Copy out the lines of these entries without any change, beginning with the line that contains "38, 553, 154]" and ending with the line that contains "284, 315, 294]", both included.

|---|

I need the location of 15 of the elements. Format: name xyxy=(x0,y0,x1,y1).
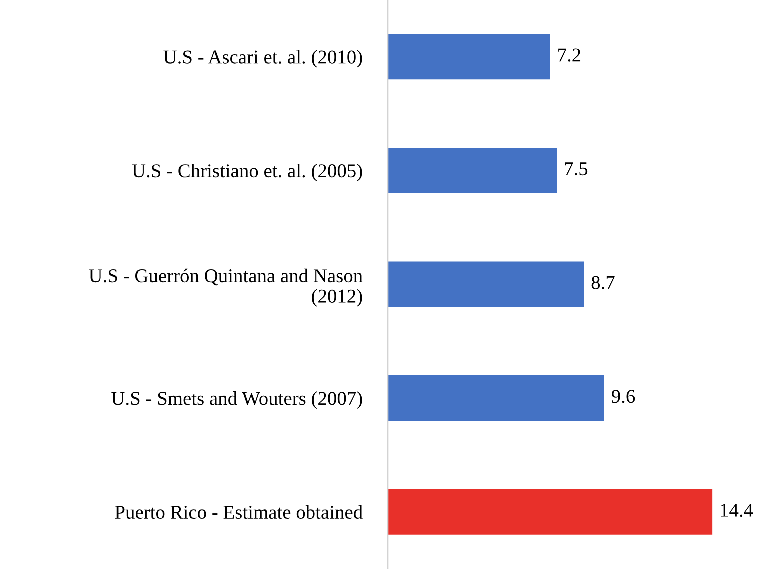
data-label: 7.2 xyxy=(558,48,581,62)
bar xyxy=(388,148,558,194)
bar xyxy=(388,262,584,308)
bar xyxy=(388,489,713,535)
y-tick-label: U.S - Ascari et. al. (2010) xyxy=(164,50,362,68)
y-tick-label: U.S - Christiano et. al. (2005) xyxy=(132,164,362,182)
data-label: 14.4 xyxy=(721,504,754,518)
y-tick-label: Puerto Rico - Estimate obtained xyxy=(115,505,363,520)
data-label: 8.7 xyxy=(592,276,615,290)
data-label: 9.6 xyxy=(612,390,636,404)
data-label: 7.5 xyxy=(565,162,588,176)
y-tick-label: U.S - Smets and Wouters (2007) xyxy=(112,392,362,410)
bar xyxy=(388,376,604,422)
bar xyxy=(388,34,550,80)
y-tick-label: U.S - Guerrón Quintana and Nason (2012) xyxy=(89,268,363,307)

|---|

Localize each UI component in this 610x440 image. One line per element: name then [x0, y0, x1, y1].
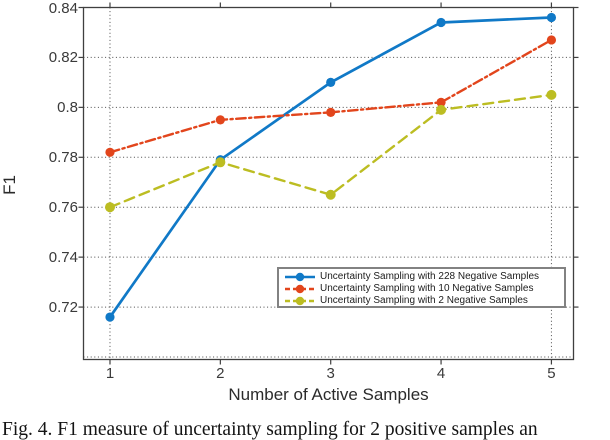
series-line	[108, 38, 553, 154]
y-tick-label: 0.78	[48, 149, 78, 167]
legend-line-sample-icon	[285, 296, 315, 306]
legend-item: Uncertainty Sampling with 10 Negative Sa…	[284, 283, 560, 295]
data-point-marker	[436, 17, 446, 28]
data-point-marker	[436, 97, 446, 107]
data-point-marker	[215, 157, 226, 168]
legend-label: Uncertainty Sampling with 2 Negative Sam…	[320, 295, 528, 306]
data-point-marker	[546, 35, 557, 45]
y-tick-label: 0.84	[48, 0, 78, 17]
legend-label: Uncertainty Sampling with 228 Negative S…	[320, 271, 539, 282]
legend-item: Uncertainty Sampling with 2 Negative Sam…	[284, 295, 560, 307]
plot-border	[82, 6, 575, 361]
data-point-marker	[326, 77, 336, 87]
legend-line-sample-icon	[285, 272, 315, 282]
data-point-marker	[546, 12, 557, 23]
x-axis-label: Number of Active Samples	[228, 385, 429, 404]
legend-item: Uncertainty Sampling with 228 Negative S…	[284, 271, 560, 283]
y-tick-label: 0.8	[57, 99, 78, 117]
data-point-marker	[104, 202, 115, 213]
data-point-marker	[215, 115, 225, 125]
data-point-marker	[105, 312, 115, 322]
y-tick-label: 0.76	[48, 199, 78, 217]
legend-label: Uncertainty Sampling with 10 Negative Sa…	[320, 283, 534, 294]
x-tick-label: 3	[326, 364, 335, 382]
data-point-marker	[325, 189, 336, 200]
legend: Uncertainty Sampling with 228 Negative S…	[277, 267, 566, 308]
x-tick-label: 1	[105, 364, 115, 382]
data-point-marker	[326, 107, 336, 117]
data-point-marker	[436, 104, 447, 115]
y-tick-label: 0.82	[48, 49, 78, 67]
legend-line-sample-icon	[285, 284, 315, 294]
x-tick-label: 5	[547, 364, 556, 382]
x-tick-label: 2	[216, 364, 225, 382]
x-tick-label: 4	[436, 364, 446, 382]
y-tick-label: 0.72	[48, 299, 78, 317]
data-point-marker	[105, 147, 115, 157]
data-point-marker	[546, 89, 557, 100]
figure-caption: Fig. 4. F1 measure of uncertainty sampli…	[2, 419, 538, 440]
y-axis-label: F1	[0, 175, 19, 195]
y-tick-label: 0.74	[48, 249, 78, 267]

|---|

- **Written reply**:
series-line	[108, 38, 553, 154]
y-tick-label: 0.78	[48, 149, 78, 167]
legend-line-sample-icon	[285, 296, 315, 306]
legend-item: Uncertainty Sampling with 10 Negative Sa…	[284, 283, 560, 295]
data-point-marker	[436, 17, 446, 28]
data-point-marker	[436, 97, 446, 107]
data-point-marker	[215, 157, 226, 168]
legend-label: Uncertainty Sampling with 2 Negative Sam…	[320, 295, 528, 306]
data-point-marker	[546, 35, 557, 45]
y-tick-label: 0.84	[48, 0, 78, 17]
legend-label: Uncertainty Sampling with 228 Negative S…	[320, 271, 539, 282]
legend-item: Uncertainty Sampling with 2 Negative Sam…	[284, 295, 560, 307]
plot-border	[82, 6, 575, 361]
data-point-marker	[326, 77, 336, 87]
legend-line-sample-icon	[285, 272, 315, 282]
data-point-marker	[546, 12, 557, 23]
x-axis-label: Number of Active Samples	[228, 385, 429, 404]
legend-item: Uncertainty Sampling with 228 Negative S…	[284, 271, 560, 283]
y-tick-label: 0.8	[57, 99, 78, 117]
data-point-marker	[104, 202, 115, 213]
data-point-marker	[215, 115, 225, 125]
data-point-marker	[105, 312, 115, 322]
y-tick-label: 0.76	[48, 199, 78, 217]
legend-label: Uncertainty Sampling with 10 Negative Sa…	[320, 283, 534, 294]
x-tick-label: 3	[326, 364, 335, 382]
data-point-marker	[325, 189, 336, 200]
legend: Uncertainty Sampling with 228 Negative S…	[277, 267, 566, 308]
x-tick-label: 1	[105, 364, 115, 382]
data-point-marker	[326, 107, 336, 117]
data-point-marker	[436, 104, 447, 115]
y-tick-label: 0.82	[48, 49, 78, 67]
legend-line-sample-icon	[285, 284, 315, 294]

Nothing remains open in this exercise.